> [GIVEN ENTRIES]:
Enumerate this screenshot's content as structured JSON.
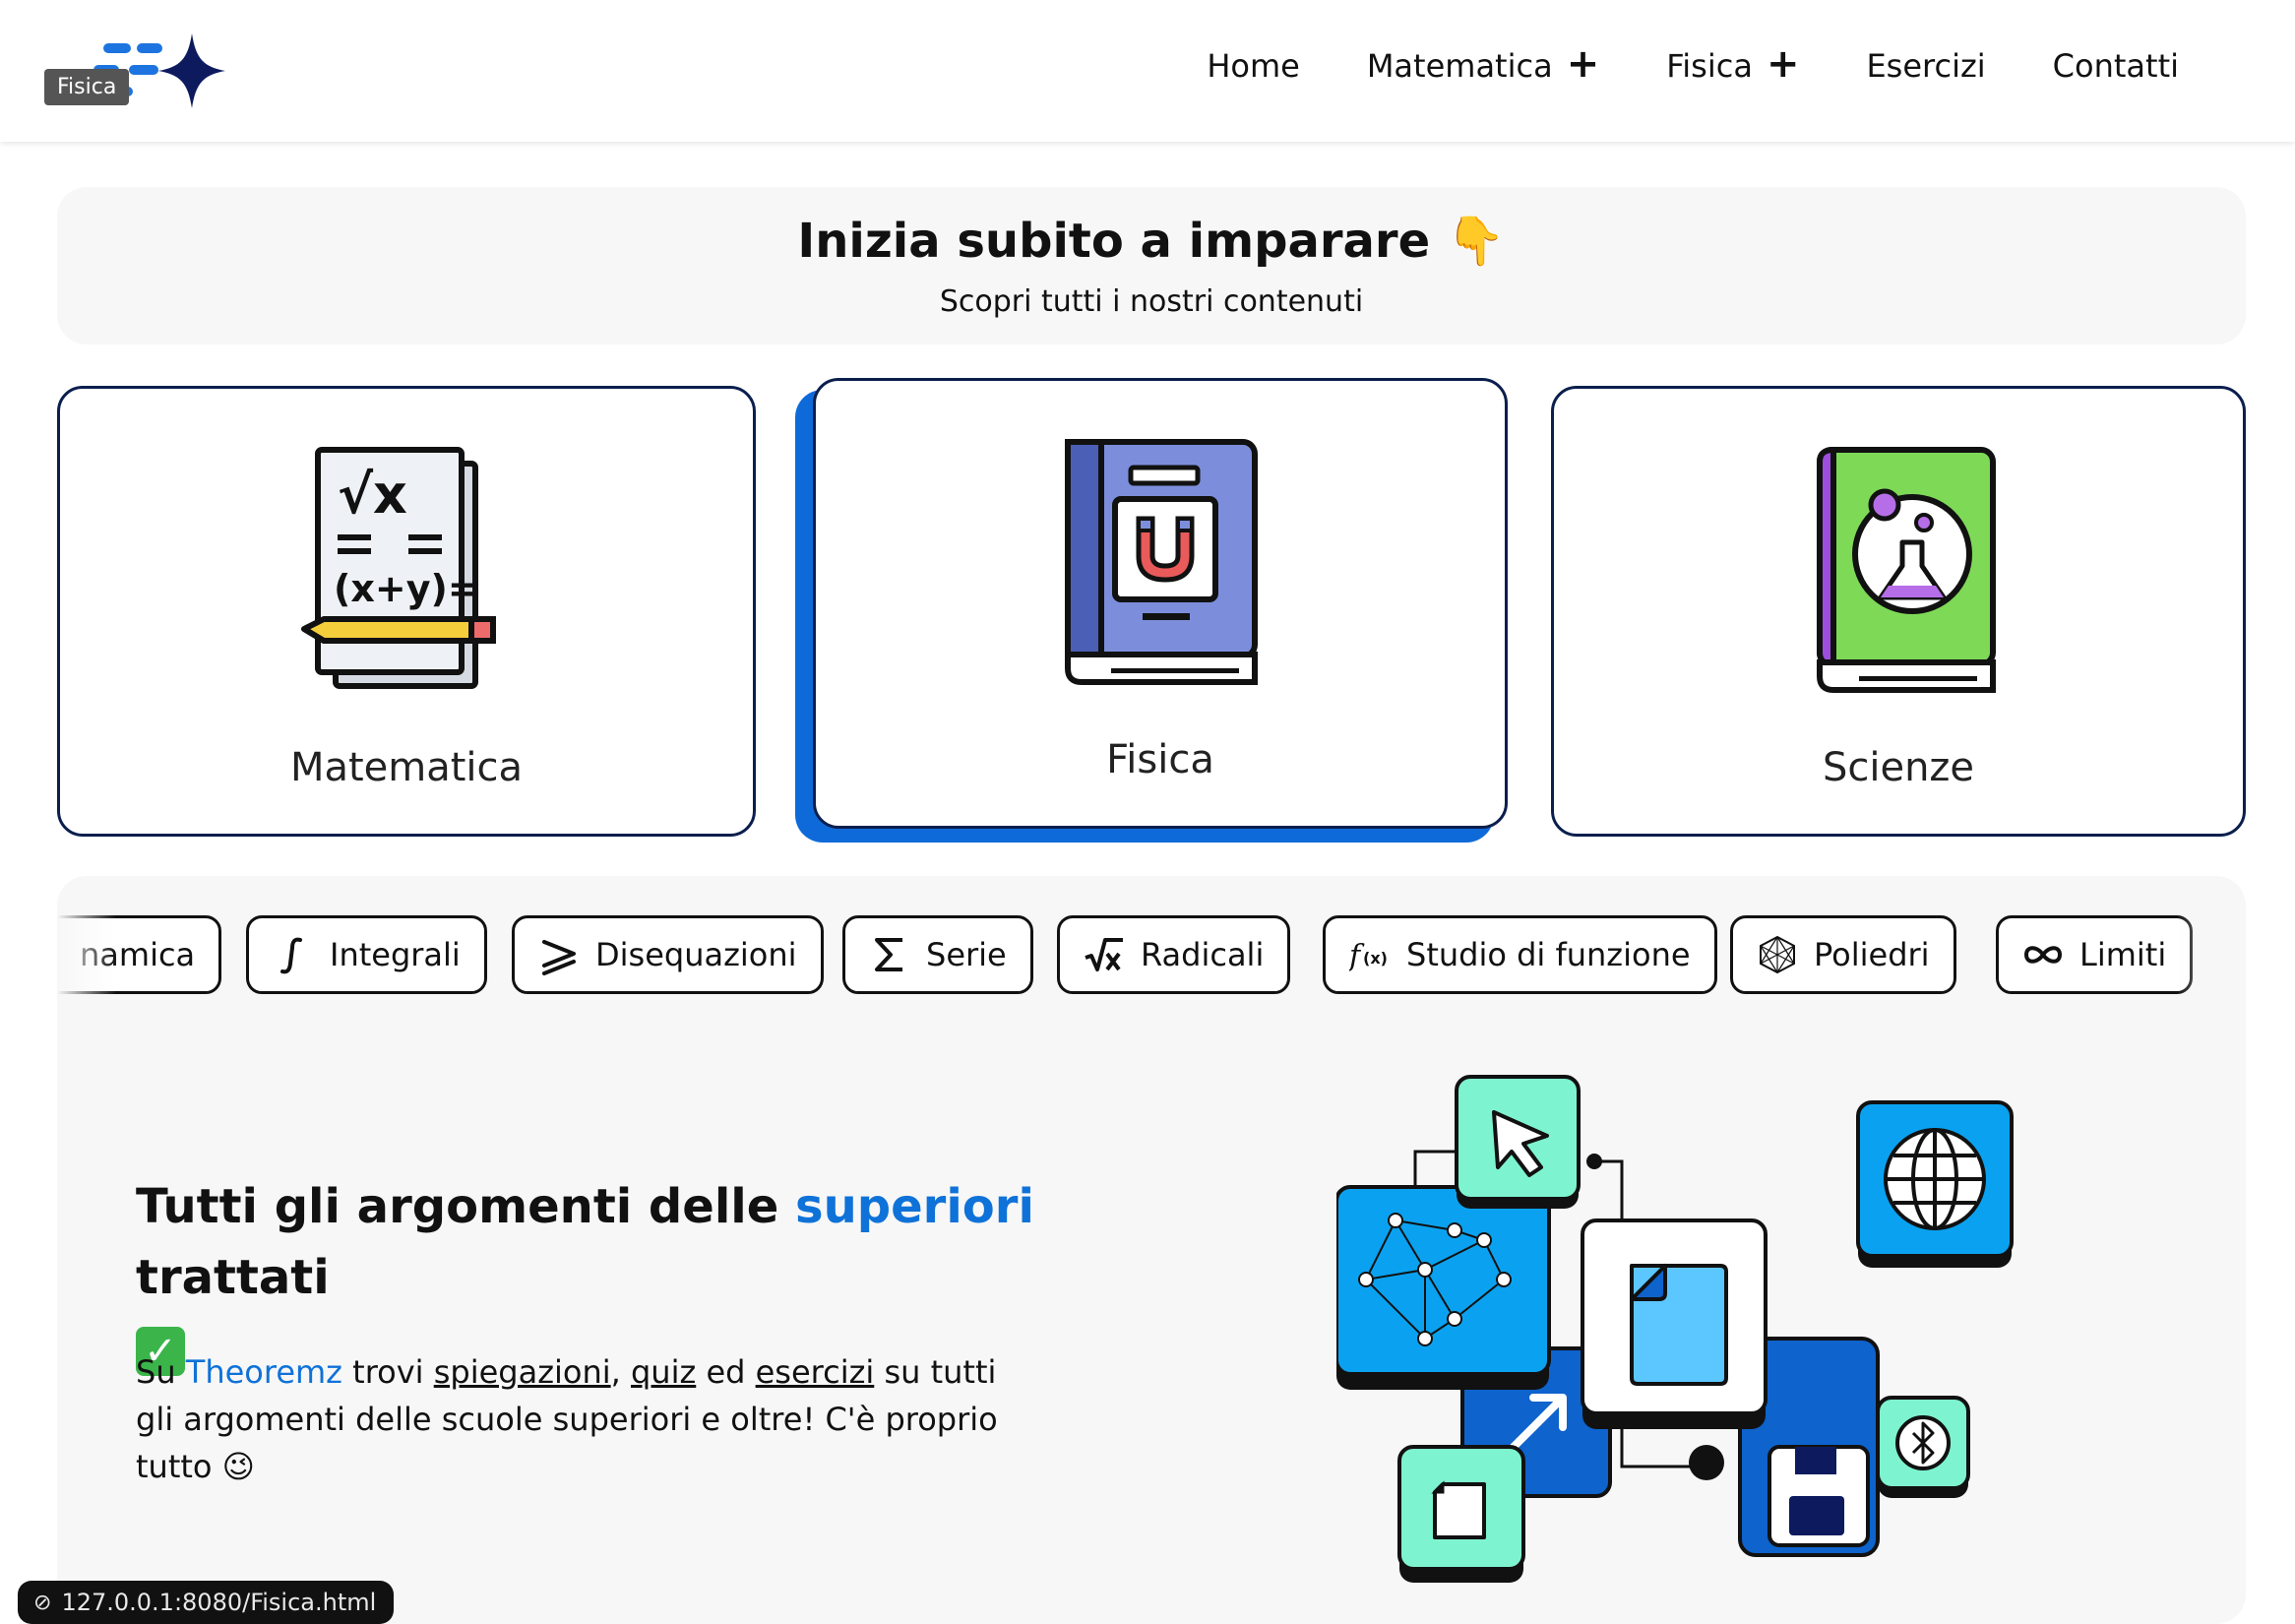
{
  "logo": {
    "tooltip": "Fisica"
  },
  "nav": [
    {
      "label": "Home",
      "expand": false
    },
    {
      "label": "Matematica",
      "expand": true
    },
    {
      "label": "Fisica",
      "expand": true
    },
    {
      "label": "Esercizi",
      "expand": false
    },
    {
      "label": "Contatti",
      "expand": false
    }
  ],
  "hero": {
    "title": "Inizia subito a imparare",
    "emoji": "👇",
    "subtitle": "Scopri tutti i nostri contenuti"
  },
  "cards": [
    {
      "label": "Matematica",
      "icon": "math-book-icon"
    },
    {
      "label": "Fisica",
      "icon": "physics-book-icon"
    },
    {
      "label": "Scienze",
      "icon": "science-book-icon"
    }
  ],
  "chips": [
    {
      "label": "namica",
      "icon": "none"
    },
    {
      "label": "Integrali",
      "icon": "integral-icon"
    },
    {
      "label": "Disequazioni",
      "icon": "inequality-icon"
    },
    {
      "label": "Serie",
      "icon": "sigma-icon"
    },
    {
      "label": "Radicali",
      "icon": "sqrt-icon"
    },
    {
      "label": "Studio di funzione",
      "icon": "function-icon"
    },
    {
      "label": "Poliedri",
      "icon": "polyhedron-icon"
    },
    {
      "label": "Limiti",
      "icon": "infinity-icon"
    }
  ],
  "section": {
    "title_pre": "Tutti gli argomenti delle ",
    "title_highlight": "superiori",
    "title_post": " trattati",
    "text_su": "Su ",
    "brand": "Theoremz",
    "text_trovi": " trovi ",
    "link_spiegazioni": "spiegazioni",
    "comma": ", ",
    "link_quiz": "quiz",
    "text_ed": " ed ",
    "link_esercizi": "esercizi",
    "text_rest": " su tutti gli argomenti delle scuole superiori e oltre! C'è proprio tutto ",
    "emoji_wink": "😉"
  },
  "status_bar": {
    "url": "127.0.0.1:8080/Fisica.html"
  },
  "colors": {
    "accent": "#0f72d8",
    "card_border": "#0b1f4d",
    "panel": "#f7f7f7"
  }
}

> [JOB]: Extract each line holding the word "Fisica" from the records.

> [ANSWER FOR THE TASK]:
    "tooltip": "Fisica"
      "label": "Fisica",
      "label": "Fisica",
    "url": "127.0.0.1:8080/Fisica.html"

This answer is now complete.